• EXERCISE INSTRUCTIONS: Copy out every line in the entries below that includes "normal".

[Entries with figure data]

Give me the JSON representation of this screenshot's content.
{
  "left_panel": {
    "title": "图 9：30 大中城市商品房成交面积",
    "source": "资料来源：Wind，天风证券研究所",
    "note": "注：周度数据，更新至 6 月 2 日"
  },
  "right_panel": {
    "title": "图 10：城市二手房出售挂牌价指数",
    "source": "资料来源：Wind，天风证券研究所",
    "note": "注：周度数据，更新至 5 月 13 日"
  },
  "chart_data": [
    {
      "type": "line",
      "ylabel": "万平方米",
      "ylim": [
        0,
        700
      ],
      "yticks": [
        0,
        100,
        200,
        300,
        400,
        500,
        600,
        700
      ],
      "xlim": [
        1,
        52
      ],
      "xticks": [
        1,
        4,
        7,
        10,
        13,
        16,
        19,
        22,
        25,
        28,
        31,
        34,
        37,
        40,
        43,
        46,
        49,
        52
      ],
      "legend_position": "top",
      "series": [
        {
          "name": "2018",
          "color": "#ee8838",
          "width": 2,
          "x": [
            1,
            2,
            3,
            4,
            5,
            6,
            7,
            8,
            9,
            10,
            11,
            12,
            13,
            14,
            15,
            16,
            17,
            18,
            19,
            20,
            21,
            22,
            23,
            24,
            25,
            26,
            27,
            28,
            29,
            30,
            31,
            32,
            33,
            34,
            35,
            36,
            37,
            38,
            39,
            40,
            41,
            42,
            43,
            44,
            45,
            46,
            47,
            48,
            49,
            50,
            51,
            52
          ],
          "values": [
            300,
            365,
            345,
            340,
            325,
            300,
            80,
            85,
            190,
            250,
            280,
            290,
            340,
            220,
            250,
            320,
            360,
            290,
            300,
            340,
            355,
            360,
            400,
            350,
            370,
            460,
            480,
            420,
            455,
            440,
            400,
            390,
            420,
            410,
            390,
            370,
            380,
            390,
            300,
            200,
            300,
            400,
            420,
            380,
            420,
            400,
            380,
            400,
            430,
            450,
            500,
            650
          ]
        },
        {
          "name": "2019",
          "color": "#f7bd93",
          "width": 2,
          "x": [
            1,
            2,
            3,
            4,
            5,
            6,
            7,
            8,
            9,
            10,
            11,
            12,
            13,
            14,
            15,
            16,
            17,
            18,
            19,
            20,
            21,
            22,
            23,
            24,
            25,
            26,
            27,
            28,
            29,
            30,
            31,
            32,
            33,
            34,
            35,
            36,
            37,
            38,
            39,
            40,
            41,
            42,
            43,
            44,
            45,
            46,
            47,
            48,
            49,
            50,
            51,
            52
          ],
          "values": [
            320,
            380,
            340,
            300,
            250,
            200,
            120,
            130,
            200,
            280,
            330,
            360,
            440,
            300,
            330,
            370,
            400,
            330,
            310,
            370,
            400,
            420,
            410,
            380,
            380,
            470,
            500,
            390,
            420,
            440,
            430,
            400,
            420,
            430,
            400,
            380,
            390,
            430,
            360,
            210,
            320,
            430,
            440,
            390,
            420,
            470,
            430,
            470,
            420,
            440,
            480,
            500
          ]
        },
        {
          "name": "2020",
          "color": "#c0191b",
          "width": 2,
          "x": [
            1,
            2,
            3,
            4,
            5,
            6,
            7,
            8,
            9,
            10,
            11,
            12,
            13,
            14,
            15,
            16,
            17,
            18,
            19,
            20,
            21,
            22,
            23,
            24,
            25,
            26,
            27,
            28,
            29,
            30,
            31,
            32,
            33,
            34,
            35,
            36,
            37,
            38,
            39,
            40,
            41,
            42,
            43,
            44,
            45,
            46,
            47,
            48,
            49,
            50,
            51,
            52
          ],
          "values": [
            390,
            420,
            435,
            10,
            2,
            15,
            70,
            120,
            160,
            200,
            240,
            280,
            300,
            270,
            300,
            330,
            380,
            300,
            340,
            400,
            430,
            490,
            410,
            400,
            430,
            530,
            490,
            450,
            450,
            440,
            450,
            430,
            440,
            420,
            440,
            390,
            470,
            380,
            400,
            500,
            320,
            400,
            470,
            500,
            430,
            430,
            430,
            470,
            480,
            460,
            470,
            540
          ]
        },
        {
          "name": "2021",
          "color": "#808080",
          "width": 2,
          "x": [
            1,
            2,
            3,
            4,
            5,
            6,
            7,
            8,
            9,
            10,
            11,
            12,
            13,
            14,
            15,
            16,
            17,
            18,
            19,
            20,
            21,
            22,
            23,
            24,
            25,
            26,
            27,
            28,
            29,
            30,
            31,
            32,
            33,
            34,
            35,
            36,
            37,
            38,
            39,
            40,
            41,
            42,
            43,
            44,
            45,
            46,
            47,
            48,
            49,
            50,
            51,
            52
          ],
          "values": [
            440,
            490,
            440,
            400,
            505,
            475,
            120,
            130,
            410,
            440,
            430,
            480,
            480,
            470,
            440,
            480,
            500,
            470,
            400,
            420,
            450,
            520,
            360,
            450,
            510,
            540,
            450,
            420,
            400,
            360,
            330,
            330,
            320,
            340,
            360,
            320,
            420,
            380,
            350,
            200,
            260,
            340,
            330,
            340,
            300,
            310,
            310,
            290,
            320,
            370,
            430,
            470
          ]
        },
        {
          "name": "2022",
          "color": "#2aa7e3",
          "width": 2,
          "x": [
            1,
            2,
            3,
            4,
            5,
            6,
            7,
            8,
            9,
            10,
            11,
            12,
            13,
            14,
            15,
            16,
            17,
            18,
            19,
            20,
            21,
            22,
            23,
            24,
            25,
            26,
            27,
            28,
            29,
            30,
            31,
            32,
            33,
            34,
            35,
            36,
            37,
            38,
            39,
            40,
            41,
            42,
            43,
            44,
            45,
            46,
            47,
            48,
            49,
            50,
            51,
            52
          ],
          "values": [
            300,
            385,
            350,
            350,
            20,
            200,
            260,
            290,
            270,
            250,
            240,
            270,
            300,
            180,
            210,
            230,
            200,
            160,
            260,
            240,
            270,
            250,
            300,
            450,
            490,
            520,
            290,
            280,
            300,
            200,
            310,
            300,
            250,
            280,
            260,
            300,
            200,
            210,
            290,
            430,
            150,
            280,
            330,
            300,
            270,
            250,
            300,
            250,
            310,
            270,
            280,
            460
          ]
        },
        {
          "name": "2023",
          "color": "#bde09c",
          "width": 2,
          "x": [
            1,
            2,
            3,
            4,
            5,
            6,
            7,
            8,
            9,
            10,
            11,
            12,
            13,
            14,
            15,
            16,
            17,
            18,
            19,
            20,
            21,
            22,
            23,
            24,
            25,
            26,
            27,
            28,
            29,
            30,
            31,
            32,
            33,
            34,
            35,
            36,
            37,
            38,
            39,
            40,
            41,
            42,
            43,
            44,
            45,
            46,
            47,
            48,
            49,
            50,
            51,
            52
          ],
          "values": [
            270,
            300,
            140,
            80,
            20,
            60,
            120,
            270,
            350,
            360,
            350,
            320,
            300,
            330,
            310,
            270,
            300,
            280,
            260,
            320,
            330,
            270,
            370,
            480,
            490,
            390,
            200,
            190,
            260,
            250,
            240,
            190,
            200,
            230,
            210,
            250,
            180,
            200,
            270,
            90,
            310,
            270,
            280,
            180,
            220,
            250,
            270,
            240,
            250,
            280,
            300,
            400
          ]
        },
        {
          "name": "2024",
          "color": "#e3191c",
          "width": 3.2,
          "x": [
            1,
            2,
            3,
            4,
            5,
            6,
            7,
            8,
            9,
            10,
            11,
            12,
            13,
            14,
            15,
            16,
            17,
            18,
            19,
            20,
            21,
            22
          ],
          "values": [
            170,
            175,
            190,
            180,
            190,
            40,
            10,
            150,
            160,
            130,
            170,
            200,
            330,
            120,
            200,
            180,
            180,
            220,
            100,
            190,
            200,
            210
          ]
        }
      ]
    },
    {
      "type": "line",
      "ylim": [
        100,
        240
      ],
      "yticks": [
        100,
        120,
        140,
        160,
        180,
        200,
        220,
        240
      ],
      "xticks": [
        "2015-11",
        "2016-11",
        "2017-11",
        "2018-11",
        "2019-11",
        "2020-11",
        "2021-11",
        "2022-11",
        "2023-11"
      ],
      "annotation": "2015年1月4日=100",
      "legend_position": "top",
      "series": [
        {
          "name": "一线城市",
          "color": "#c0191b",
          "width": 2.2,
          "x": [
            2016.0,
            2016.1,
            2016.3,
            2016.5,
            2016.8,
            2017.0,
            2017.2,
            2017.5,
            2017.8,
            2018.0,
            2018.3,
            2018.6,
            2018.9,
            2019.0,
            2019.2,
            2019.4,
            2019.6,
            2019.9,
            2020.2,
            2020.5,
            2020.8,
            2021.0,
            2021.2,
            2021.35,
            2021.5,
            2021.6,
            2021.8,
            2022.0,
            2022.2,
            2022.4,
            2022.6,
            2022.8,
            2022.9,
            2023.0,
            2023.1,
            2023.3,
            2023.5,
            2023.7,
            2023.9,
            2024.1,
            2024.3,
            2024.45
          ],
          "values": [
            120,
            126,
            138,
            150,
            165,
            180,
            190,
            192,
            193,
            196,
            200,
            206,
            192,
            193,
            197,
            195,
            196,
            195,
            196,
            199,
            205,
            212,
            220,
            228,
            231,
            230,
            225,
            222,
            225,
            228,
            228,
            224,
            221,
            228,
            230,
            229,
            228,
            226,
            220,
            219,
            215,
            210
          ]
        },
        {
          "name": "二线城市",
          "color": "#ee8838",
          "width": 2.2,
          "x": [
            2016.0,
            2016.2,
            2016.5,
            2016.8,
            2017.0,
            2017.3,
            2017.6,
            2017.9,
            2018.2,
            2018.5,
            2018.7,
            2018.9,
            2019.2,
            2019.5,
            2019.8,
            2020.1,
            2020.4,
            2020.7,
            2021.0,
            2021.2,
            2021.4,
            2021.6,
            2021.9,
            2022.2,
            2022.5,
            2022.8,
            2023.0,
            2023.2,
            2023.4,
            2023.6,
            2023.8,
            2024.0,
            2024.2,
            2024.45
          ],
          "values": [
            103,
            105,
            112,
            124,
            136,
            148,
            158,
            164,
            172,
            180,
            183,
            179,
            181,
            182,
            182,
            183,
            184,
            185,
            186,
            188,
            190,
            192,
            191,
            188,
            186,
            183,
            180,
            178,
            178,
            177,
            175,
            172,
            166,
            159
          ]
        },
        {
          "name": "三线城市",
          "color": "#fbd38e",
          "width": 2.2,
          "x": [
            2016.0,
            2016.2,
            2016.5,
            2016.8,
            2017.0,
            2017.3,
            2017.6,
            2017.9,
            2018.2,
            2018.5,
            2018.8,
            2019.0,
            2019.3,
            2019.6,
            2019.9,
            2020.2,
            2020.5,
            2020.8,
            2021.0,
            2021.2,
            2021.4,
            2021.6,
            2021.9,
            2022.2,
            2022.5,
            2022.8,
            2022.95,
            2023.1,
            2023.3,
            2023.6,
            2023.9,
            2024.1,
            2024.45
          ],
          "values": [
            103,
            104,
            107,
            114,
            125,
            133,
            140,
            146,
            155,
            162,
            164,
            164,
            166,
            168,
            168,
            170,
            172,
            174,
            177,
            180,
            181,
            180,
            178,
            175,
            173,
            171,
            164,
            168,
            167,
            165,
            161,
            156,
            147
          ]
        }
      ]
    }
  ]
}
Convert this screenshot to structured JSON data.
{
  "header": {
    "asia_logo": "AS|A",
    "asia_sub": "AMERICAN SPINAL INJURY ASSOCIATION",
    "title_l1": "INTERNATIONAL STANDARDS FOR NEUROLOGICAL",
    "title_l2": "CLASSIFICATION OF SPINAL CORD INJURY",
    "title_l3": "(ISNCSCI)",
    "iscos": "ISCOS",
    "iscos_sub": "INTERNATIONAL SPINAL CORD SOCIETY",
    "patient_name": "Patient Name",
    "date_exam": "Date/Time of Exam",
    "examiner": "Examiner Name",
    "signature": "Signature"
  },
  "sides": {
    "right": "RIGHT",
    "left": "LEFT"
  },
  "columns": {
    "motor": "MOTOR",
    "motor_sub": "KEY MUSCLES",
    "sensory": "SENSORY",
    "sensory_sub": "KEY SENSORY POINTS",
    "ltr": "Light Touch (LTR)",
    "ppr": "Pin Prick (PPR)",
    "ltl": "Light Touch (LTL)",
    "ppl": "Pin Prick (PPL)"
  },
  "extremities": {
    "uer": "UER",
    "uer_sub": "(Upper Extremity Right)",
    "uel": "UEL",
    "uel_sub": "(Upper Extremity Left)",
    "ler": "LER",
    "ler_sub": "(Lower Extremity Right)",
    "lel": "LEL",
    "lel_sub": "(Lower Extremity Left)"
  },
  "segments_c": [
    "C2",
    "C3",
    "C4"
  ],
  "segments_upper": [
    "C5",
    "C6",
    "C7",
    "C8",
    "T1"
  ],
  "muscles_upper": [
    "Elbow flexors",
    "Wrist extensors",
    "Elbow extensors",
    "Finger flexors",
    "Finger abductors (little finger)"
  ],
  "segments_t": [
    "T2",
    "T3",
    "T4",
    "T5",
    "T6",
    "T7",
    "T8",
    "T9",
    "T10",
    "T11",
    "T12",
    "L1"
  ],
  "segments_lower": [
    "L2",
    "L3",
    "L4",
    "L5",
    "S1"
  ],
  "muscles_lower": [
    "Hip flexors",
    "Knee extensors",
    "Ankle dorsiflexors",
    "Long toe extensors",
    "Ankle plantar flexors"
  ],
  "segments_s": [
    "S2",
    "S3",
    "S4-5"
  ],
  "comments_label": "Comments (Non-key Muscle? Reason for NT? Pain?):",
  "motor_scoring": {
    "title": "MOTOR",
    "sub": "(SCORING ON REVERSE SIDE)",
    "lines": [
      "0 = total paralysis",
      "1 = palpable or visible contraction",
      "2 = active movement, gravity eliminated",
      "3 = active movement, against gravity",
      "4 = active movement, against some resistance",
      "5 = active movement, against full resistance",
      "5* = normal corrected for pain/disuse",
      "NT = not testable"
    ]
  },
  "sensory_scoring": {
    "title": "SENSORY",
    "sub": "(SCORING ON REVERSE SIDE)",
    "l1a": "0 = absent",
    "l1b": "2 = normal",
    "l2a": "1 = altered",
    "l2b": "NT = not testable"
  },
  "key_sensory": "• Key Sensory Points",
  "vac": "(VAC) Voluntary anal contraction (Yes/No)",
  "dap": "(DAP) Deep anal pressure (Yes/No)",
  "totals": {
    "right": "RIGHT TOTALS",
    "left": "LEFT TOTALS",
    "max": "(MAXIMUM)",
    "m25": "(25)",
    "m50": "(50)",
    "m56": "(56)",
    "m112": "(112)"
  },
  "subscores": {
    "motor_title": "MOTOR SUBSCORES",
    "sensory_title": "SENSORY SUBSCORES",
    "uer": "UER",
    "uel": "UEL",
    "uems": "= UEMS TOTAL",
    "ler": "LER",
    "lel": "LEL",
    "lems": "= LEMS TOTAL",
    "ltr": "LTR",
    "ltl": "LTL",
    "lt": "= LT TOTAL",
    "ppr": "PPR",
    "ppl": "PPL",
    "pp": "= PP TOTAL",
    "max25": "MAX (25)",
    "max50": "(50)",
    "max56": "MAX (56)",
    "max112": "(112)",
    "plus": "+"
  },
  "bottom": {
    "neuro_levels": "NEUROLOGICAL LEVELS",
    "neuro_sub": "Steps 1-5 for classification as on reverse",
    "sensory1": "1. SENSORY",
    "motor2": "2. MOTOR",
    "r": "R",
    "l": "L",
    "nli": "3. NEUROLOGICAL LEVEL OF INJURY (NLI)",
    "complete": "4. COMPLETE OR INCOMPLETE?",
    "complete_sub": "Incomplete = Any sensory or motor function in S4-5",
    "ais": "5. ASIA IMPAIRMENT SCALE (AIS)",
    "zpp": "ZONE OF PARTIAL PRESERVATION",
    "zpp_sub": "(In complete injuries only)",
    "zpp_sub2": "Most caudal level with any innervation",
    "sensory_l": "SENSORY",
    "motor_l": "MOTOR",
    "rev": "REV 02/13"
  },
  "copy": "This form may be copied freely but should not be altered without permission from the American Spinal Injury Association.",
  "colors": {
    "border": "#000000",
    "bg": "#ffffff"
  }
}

• REPLY:
      "5* = normal corrected for pain/disuse",
    "l1b": "2 = normal",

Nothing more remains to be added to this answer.